━━━ Recorded data ━━━

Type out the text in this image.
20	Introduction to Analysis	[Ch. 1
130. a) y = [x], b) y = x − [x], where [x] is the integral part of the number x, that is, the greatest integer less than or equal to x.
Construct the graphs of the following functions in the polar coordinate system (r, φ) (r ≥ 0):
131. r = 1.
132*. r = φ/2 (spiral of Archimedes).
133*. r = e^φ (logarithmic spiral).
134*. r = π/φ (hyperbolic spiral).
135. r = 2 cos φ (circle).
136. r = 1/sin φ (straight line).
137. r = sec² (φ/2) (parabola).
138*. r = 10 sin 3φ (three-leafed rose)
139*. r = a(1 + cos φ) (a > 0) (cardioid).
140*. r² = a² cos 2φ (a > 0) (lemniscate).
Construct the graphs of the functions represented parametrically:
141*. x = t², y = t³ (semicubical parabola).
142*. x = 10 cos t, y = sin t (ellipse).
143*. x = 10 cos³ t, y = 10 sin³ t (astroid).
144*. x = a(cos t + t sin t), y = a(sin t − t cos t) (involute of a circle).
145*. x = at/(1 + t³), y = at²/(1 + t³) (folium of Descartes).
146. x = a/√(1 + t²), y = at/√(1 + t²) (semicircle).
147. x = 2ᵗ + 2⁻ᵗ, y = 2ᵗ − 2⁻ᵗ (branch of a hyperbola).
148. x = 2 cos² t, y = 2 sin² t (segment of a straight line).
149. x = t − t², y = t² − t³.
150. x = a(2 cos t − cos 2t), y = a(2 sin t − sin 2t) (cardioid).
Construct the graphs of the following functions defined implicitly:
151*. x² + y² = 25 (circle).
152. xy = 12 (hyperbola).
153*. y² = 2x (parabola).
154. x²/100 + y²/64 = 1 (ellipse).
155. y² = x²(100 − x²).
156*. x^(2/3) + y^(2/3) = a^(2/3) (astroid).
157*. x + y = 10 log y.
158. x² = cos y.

━━━

Say how many lines of the listing above contain "parabola", with no other words.

### Final answer
3